Output the data that follows exactly, line for line.

## begin Information provided

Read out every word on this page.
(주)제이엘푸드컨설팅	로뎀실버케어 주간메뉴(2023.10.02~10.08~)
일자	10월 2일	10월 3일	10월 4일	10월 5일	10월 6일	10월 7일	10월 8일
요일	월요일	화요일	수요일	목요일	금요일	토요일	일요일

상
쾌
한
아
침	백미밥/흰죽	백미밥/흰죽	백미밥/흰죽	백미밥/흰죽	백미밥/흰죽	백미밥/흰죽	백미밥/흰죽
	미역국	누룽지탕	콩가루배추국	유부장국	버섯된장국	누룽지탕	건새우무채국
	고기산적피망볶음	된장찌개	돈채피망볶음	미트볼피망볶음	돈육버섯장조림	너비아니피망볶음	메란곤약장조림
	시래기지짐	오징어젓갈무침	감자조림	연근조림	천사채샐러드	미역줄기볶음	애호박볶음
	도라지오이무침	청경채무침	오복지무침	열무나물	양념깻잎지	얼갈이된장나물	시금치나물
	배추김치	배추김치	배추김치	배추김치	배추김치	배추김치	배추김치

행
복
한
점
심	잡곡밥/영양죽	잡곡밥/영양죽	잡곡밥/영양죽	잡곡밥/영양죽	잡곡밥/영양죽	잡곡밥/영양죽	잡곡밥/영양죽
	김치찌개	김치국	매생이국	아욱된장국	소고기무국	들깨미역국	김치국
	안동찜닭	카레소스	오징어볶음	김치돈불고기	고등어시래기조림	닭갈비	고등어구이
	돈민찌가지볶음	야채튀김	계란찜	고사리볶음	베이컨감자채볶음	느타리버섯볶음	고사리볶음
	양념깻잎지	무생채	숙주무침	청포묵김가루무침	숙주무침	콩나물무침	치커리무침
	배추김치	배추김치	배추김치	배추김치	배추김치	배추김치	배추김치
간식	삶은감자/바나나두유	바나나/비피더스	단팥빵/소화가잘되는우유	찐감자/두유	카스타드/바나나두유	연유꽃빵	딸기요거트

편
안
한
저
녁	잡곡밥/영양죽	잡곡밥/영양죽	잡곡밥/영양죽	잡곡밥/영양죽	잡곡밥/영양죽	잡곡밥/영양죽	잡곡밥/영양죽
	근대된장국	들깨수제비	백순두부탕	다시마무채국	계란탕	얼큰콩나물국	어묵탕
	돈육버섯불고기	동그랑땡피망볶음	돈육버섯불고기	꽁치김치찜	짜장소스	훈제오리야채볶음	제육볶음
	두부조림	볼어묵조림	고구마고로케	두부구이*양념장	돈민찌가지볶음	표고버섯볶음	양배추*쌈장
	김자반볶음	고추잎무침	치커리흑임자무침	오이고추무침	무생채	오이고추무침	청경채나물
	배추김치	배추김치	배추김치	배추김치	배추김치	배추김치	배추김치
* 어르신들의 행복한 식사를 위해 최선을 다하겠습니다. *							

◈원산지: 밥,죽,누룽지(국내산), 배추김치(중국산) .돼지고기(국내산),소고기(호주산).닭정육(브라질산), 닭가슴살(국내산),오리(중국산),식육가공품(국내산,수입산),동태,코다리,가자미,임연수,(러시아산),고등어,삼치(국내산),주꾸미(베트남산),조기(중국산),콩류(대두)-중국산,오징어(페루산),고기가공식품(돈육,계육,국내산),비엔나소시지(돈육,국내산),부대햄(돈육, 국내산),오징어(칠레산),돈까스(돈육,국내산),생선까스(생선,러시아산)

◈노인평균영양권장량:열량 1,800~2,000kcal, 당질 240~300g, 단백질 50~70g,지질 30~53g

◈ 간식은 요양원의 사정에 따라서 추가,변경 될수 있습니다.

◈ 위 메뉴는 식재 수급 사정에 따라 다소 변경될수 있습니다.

## end Information provided

▶ **Finished exercise**:
Read out every word on this page.
(주)제이엘푸드컨설팅	로뎀실버케어 주간메뉴(2023.10.02~10.08~)
일자	10월 2일	10월 3일	10월 4일	10월 5일	10월 6일	10월 7일	10월 8일
요일	월요일	화요일	수요일	목요일	금요일	토요일	일요일

상
쾌
한
아
침	백미밥/흰죽	백미밥/흰죽	백미밥/흰죽	백미밥/흰죽	백미밥/흰죽	백미밥/흰죽	백미밥/흰죽
	미역국	누룽지탕	콩가루배추국	유부장국	버섯된장국	누룽지탕	건새우무채국
	고기산적피망볶음	된장찌개	돈채피망볶음	미트볼피망볶음	돈육버섯장조림	너비아니피망볶음	메란곤약장조림
	시래기지짐	오징어젓갈무침	감자조림	연근조림	천사채샐러드	미역줄기볶음	애호박볶음
	도라지오이무침	청경채무침	오복지무침	열무나물	양념깻잎지	얼갈이된장나물	시금치나물
	배추김치	배추김치	배추김치	배추김치	배추김치	배추김치	배추김치

행
복
한
점
심	잡곡밥/영양죽	잡곡밥/영양죽	잡곡밥/영양죽	잡곡밥/영양죽	잡곡밥/영양죽	잡곡밥/영양죽	잡곡밥/영양죽
	김치찌개	김치국	매생이국	아욱된장국	소고기무국	들깨미역국	김치국
	안동찜닭	카레소스	오징어볶음	김치돈불고기	고등어시래기조림	닭갈비	고등어구이
	돈민찌가지볶음	야채튀김	계란찜	고사리볶음	베이컨감자채볶음	느타리버섯볶음	고사리볶음
	양념깻잎지	무생채	숙주무침	청포묵김가루무침	숙주무침	콩나물무침	치커리무침
	배추김치	배추김치	배추김치	배추김치	배추김치	배추김치	배추김치
간식	삶은감자/바나나두유	바나나/비피더스	단팥빵/소화가잘되는우유	찐감자/두유	카스타드/바나나두유	연유꽃빵	딸기요거트

편
안
한
저
녁	잡곡밥/영양죽	잡곡밥/영양죽	잡곡밥/영양죽	잡곡밥/영양죽	잡곡밥/영양죽	잡곡밥/영양죽	잡곡밥/영양죽
	근대된장국	들깨수제비	백순두부탕	다시마무채국	계란탕	얼큰콩나물국	어묵탕
	돈육버섯불고기	동그랑땡피망볶음	돈육버섯불고기	꽁치김치찜	짜장소스	훈제오리야채볶음	제육볶음
	두부조림	볼어묵조림	고구마고로케	두부구이*양념장	돈민찌가지볶음	표고버섯볶음	양배추*쌈장
	김자반볶음	고추잎무침	치커리흑임자무침	오이고추무침	무생채	오이고추무침	청경채나물
	배추김치	배추김치	배추김치	배추김치	배추김치	배추김치	배추김치
* 어르신들의 행복한 식사를 위해 최선을 다하겠습니다. *							

◈원산지: 밥,죽,누룽지(국내산), 배추김치(중국산) .돼지고기(국내산),소고기(호주산).닭정육(브라질산), 닭가슴살(국내산),오리(중국산),식육가공품(국내산,수입산),동태,코다리,가자미,임연수,(러시아산),고등어,삼치(국내산),주꾸미(베트남산),조기(중국산),콩류(대두)-중국산,오징어(페루산),고기가공식품(돈육,계육,국내산),비엔나소시지(돈육,국내산),부대햄(돈육, 국내산),오징어(칠레산),돈까스(돈육,국내산),생선까스(생선,러시아산)

◈노인평균영양권장량:열량 1,800~2,000kcal, 당질 240~300g, 단백질 50~70g,지질 30~53g

◈ 간식은 요양원의 사정에 따라서 추가,변경 될수 있습니다.

◈ 위 메뉴는 식재 수급 사정에 따라 다소 변경될수 있습니다.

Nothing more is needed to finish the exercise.